=== Data for the task ===

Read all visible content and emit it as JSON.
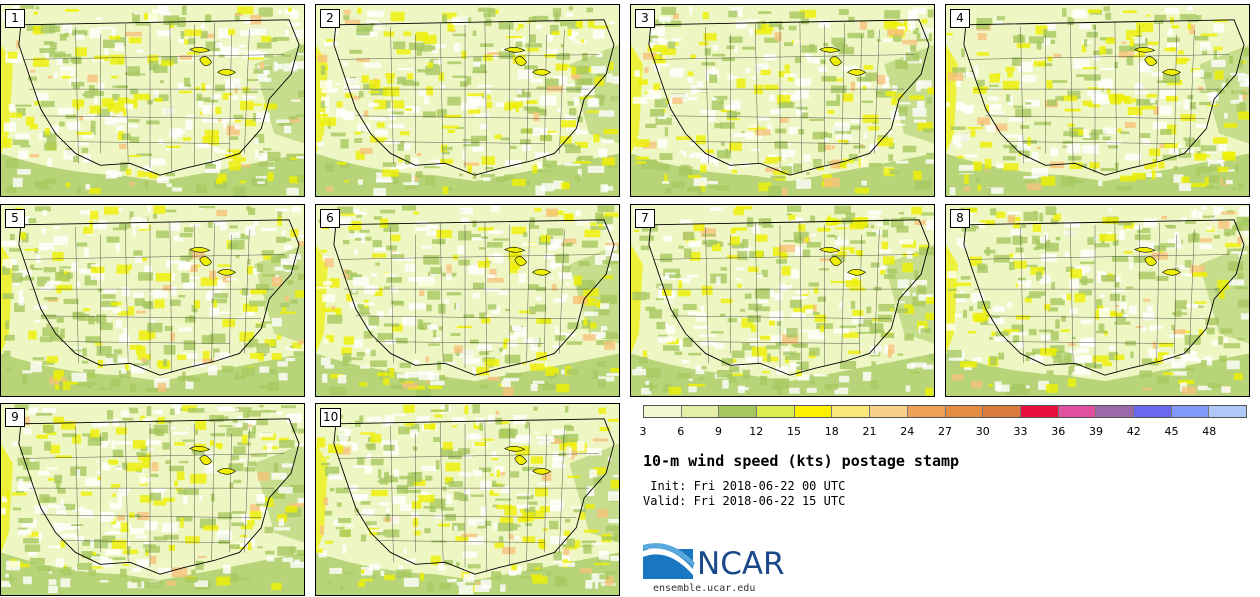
{
  "panels": [
    {
      "label": "1"
    },
    {
      "label": "2"
    },
    {
      "label": "3"
    },
    {
      "label": "4"
    },
    {
      "label": "5"
    },
    {
      "label": "6"
    },
    {
      "label": "7"
    },
    {
      "label": "8"
    },
    {
      "label": "9"
    },
    {
      "label": "10"
    }
  ],
  "legend": {
    "ticks": [
      "3",
      "6",
      "9",
      "12",
      "15",
      "18",
      "21",
      "24",
      "27",
      "30",
      "33",
      "36",
      "39",
      "42",
      "45",
      "48"
    ],
    "colors": [
      "#f4f8d0",
      "#e4f0a8",
      "#a4c85c",
      "#dcec50",
      "#fff000",
      "#fce878",
      "#f8d088",
      "#eca058",
      "#e48c40",
      "#dc7c3c",
      "#e8103c",
      "#e050a0",
      "#9c68a8",
      "#6868f0",
      "#8098f8",
      "#b0c8f8"
    ]
  },
  "title": "10-m wind speed (kts) postage stamp",
  "init": " Init: Fri 2018-06-22 00 UTC",
  "valid": "Valid: Fri 2018-06-22 15 UTC",
  "logo": {
    "text": "NCAR",
    "site": "ensemble.ucar.edu"
  },
  "map_colors": {
    "base": "#eef6c4",
    "light": "#ffffff",
    "green": "#a6c860",
    "yellow": "#eef000",
    "orange": "#f6c27a"
  }
}
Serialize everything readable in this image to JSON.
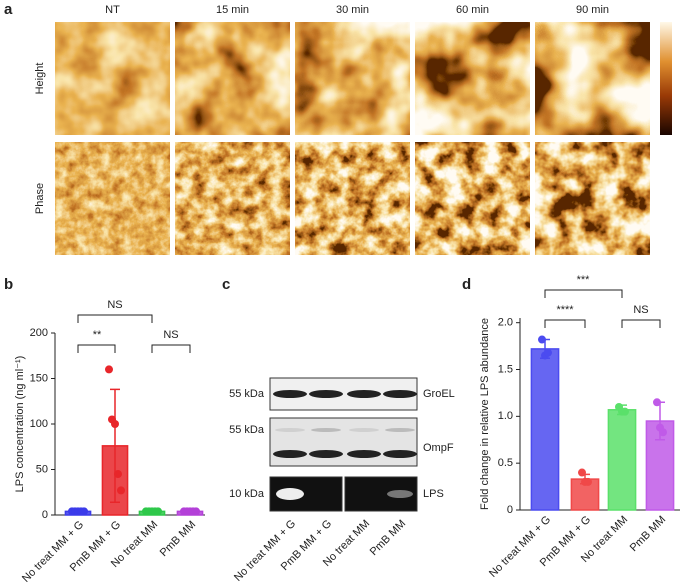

===

[Given request]
Repeat the records in full, exactly as they appear, without the pictures.

[Solved problem]
Read all visible content and emit it as JSON.
{
  "panels": [
    {
      "label": "1"
    },
    {
      "label": "2"
    },
    {
      "label": "3"
    },
    {
      "label": "4"
    },
    {
      "label": "5"
    },
    {
      "label": "6"
    },
    {
      "label": "7"
    },
    {
      "label": "8"
    },
    {
      "label": "9"
    },
    {
      "label": "10"
    }
  ],
  "legend": {
    "ticks": [
      "3",
      "6",
      "9",
      "12",
      "15",
      "18",
      "21",
      "24",
      "27",
      "30",
      "33",
      "36",
      "39",
      "42",
      "45",
      "48"
    ],
    "colors": [
      "#f4f8d0",
      "#e4f0a8",
      "#a4c85c",
      "#dcec50",
      "#fff000",
      "#fce878",
      "#f8d088",
      "#eca058",
      "#e48c40",
      "#dc7c3c",
      "#e8103c",
      "#e050a0",
      "#9c68a8",
      "#6868f0",
      "#8098f8",
      "#b0c8f8"
    ]
  },
  "title": "10-m wind speed (kts) postage stamp",
  "init": " Init: Fri 2018-06-22 00 UTC",
  "valid": "Valid: Fri 2018-06-22 15 UTC",
  "logo": {
    "text": "NCAR",
    "site": "ensemble.ucar.edu"
  },
  "map_colors": {
    "base": "#eef6c4",
    "light": "#ffffff",
    "green": "#a6c860",
    "yellow": "#eef000",
    "orange": "#f6c27a"
  }
}
Serialize everything readable in this image to JSON.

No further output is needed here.